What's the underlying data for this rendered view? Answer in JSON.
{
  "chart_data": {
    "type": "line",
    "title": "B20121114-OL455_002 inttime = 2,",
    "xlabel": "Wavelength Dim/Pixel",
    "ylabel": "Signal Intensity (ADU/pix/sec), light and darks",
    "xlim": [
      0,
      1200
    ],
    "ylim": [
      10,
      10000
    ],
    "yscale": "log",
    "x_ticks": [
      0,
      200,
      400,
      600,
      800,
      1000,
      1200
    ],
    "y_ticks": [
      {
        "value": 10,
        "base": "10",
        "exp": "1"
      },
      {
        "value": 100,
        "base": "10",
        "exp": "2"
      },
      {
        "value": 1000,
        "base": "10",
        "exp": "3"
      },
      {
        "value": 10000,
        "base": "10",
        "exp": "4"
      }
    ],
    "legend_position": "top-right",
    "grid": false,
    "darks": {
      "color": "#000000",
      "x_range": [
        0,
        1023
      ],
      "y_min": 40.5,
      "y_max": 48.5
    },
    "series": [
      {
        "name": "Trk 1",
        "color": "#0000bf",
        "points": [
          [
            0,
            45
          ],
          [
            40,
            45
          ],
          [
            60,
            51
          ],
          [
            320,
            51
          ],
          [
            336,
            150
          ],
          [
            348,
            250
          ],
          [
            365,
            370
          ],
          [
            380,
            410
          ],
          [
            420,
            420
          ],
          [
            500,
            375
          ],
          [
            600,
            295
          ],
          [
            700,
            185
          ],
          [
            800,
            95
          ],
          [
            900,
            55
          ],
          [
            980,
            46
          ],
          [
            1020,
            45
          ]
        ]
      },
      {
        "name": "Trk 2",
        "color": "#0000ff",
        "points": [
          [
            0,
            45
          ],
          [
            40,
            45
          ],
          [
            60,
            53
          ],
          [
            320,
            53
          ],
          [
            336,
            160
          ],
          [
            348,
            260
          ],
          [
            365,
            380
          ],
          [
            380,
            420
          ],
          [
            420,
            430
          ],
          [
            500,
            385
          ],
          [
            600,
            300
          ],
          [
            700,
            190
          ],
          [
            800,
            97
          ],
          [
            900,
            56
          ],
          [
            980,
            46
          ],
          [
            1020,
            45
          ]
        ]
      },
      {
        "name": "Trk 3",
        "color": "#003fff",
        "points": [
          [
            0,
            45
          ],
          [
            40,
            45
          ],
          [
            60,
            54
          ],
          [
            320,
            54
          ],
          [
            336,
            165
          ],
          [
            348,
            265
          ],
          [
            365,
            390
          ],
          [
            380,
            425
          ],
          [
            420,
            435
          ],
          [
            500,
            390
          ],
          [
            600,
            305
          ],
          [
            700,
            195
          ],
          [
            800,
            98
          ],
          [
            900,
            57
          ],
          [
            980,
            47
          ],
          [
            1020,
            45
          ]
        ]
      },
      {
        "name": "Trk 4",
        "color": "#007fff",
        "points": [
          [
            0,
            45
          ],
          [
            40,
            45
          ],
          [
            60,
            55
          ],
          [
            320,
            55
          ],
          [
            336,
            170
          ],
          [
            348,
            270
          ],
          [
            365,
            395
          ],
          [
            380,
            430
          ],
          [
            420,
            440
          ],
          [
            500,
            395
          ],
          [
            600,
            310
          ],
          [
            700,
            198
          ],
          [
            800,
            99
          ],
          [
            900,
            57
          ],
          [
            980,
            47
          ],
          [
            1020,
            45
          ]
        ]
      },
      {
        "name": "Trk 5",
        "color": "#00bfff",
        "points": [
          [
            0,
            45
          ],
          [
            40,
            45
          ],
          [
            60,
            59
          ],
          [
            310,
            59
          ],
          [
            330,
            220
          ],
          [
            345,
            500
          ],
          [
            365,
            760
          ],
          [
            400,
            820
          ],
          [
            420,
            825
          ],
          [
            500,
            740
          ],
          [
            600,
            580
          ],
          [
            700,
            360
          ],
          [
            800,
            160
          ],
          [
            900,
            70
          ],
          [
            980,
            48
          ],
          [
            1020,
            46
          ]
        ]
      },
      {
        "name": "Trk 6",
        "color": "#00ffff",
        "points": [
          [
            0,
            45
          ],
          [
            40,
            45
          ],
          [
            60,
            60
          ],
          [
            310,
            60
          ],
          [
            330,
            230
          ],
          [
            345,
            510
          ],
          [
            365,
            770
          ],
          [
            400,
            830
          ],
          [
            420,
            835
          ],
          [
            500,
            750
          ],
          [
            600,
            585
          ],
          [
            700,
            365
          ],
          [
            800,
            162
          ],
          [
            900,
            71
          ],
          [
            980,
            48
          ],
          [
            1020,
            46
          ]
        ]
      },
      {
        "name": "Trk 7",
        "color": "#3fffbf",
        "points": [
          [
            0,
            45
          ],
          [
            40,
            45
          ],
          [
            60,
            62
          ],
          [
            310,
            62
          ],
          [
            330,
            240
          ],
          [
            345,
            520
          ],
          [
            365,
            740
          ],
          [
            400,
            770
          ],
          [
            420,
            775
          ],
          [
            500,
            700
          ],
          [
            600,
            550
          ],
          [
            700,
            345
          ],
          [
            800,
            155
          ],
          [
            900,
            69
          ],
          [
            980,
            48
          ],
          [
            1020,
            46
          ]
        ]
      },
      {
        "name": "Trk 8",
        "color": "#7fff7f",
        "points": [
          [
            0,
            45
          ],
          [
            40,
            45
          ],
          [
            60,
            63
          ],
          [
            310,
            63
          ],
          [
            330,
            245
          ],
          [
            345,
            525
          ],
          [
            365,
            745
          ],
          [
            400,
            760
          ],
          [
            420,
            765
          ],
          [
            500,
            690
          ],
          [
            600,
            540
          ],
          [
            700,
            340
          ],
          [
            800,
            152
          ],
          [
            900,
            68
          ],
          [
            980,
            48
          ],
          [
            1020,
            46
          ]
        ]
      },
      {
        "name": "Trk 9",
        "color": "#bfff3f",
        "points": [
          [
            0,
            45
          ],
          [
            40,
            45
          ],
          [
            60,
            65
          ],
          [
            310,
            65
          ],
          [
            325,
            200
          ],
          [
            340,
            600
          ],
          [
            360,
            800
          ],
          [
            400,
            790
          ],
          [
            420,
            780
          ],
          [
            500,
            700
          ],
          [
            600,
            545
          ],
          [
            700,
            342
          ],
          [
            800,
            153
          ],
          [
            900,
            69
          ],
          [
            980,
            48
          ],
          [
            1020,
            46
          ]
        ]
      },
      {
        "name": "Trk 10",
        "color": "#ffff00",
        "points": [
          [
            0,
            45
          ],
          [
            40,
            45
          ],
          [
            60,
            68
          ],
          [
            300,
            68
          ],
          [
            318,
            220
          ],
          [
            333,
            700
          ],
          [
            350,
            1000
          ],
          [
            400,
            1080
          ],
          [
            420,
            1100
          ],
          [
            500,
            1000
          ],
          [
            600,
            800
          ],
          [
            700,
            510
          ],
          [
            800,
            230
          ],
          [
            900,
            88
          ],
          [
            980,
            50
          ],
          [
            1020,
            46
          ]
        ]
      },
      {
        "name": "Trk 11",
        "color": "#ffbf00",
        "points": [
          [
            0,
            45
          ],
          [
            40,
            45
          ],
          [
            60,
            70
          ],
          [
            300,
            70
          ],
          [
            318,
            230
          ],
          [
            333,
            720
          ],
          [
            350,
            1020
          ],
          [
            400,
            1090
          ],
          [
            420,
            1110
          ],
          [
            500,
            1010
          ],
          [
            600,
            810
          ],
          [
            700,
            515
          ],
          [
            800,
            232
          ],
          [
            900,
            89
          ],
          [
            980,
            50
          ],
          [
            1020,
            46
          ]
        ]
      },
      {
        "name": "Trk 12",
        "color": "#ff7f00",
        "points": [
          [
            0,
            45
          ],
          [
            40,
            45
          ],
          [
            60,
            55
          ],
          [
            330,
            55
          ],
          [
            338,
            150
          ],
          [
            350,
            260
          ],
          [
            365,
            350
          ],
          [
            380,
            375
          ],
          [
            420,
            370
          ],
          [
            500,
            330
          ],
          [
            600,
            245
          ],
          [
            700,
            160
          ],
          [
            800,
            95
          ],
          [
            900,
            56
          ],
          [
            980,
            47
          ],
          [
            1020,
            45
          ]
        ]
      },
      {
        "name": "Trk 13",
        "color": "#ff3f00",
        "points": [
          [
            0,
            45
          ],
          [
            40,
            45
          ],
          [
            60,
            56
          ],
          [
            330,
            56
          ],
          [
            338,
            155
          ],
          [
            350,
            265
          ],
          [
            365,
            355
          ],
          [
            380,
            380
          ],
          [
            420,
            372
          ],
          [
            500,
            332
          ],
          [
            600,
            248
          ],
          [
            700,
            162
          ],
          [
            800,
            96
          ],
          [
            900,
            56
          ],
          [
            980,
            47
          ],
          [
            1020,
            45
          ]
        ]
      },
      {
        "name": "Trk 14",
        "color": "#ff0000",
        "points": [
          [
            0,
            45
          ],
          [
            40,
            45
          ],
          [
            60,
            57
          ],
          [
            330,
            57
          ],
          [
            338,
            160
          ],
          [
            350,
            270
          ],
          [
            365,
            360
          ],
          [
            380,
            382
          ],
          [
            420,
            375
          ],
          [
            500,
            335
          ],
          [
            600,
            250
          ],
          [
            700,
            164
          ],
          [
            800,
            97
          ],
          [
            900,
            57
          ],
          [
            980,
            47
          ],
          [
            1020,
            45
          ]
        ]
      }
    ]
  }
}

* _WRITTEN TASK_
From the material above, count the lines that include "value" and give only the total.

* _TASK RESPONSE_
4